[Begin DATA FOR THIS EXERCISE]

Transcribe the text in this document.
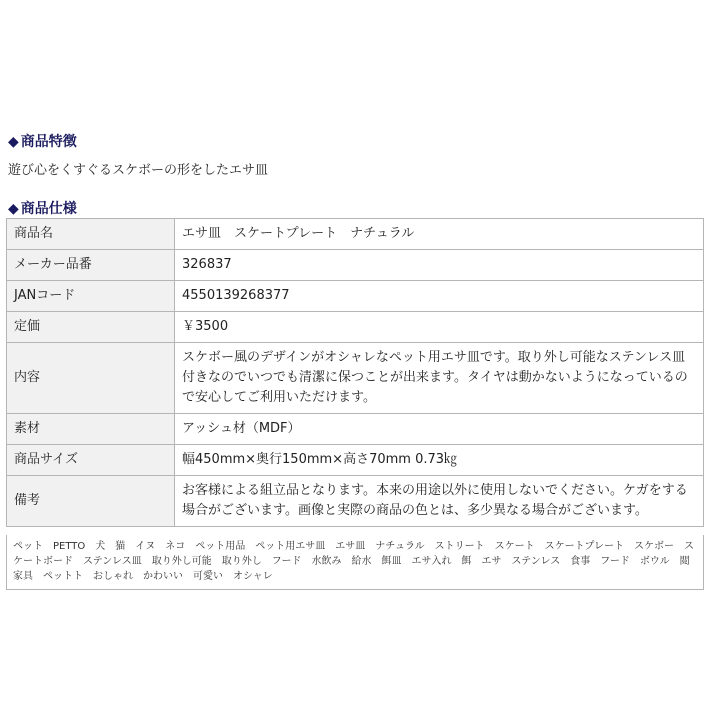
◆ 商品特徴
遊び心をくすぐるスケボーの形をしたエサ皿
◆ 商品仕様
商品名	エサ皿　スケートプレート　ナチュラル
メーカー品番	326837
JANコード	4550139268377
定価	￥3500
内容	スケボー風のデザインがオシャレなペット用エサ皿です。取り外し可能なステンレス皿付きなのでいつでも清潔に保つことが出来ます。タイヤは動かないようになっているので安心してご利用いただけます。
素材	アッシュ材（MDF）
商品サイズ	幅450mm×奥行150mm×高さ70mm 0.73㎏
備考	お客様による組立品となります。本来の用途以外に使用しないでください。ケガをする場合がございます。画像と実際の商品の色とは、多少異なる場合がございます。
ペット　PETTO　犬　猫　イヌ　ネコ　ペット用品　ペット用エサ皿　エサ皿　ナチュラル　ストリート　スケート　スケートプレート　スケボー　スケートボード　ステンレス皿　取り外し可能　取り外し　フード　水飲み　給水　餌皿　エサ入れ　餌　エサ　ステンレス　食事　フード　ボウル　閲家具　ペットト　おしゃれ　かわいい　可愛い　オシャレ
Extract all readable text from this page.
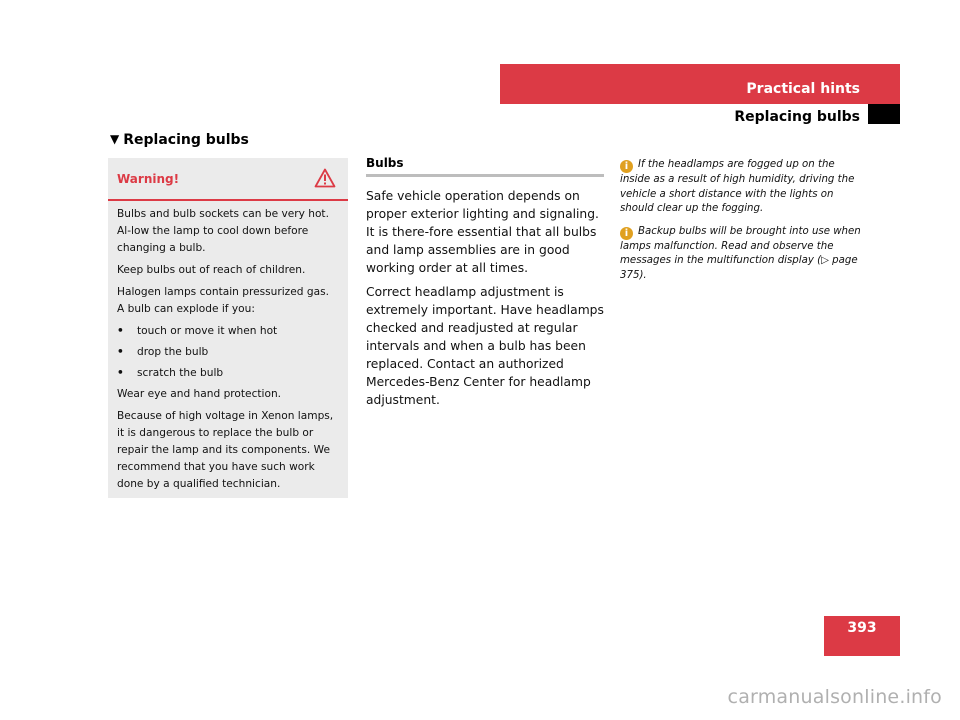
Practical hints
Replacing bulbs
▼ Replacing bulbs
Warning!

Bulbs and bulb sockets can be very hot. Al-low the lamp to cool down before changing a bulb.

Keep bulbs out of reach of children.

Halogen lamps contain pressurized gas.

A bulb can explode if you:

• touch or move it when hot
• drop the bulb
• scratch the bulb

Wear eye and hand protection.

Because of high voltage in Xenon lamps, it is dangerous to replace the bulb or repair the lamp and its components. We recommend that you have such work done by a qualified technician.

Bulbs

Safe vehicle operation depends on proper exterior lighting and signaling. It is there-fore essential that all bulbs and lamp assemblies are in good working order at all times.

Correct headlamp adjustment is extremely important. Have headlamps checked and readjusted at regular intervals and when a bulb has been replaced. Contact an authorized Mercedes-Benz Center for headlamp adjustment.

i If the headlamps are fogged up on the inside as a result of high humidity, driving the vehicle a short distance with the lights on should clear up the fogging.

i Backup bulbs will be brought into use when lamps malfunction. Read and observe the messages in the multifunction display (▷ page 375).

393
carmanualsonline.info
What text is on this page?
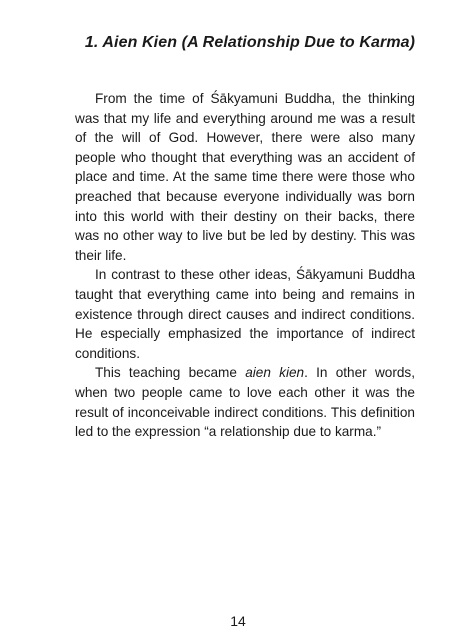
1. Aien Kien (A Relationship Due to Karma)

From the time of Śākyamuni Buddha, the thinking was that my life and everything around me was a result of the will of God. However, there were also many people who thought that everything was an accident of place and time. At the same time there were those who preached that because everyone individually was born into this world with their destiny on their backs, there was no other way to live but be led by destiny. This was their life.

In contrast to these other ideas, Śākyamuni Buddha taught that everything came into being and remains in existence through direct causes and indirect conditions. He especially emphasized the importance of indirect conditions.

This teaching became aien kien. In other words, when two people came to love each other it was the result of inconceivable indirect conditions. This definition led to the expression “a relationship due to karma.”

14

[End DATA FOR THIS EXERCISE]

SET TASK:
Repeat each record exactly, with the pictures left out.

COMPLETED EXERCISE:
Transcribe the text in this document.
◆ 商品特徴
遊び心をくすぐるスケボーの形をしたエサ皿
◆ 商品仕様
商品名	エサ皿　スケートプレート　ナチュラル
メーカー品番	326837
JANコード	4550139268377
定価	￥3500
内容	スケボー風のデザインがオシャレなペット用エサ皿です。取り外し可能なステンレス皿付きなのでいつでも清潔に保つことが出来ます。タイヤは動かないようになっているので安心してご利用いただけます。
素材	アッシュ材（MDF）
商品サイズ	幅450mm×奥行150mm×高さ70mm 0.73㎏
備考	お客様による組立品となります。本来の用途以外に使用しないでください。ケガをする場合がございます。画像と実際の商品の色とは、多少異なる場合がございます。
ペット　PETTO　犬　猫　イヌ　ネコ　ペット用品　ペット用エサ皿　エサ皿　ナチュラル　ストリート　スケート　スケートプレート　スケボー　スケートボード　ステンレス皿　取り外し可能　取り外し　フード　水飲み　給水　餌皿　エサ入れ　餌　エサ　ステンレス　食事　フード　ボウル　閲家具　ペットト　おしゃれ　かわいい　可愛い　オシャレ
Extract all readable text from this page.
Practical hints
Replacing bulbs
▼ Replacing bulbs
Warning!

Bulbs and bulb sockets can be very hot. Al-low the lamp to cool down before changing a bulb.

Keep bulbs out of reach of children.

Halogen lamps contain pressurized gas.

A bulb can explode if you:

• touch or move it when hot
• drop the bulb
• scratch the bulb

Wear eye and hand protection.

Because of high voltage in Xenon lamps, it is dangerous to replace the bulb or repair the lamp and its components. We recommend that you have such work done by a qualified technician.

Bulbs

Safe vehicle operation depends on proper exterior lighting and signaling. It is there-fore essential that all bulbs and lamp assemblies are in good working order at all times.

Correct headlamp adjustment is extremely important. Have headlamps checked and readjusted at regular intervals and when a bulb has been replaced. Contact an authorized Mercedes-Benz Center for headlamp adjustment.

i If the headlamps are fogged up on the inside as a result of high humidity, driving the vehicle a short distance with the lights on should clear up the fogging.

i Backup bulbs will be brought into use when lamps malfunction. Read and observe the messages in the multifunction display (▷ page 375).

393
carmanualsonline.info
What text is on this page?
1. Aien Kien (A Relationship Due to Karma)

From the time of Śākyamuni Buddha, the thinking was that my life and everything around me was a result of the will of God. However, there were also many people who thought that everything was an accident of place and time. At the same time there were those who preached that because everyone individually was born into this world with their destiny on their backs, there was no other way to live but be led by destiny. This was their life.

In contrast to these other ideas, Śākyamuni Buddha taught that everything came into being and remains in existence through direct causes and indirect conditions. He especially emphasized the importance of indirect conditions.

This teaching became aien kien. In other words, when two people came to love each other it was the result of inconceivable indirect conditions. This definition led to the expression “a relationship due to karma.”

14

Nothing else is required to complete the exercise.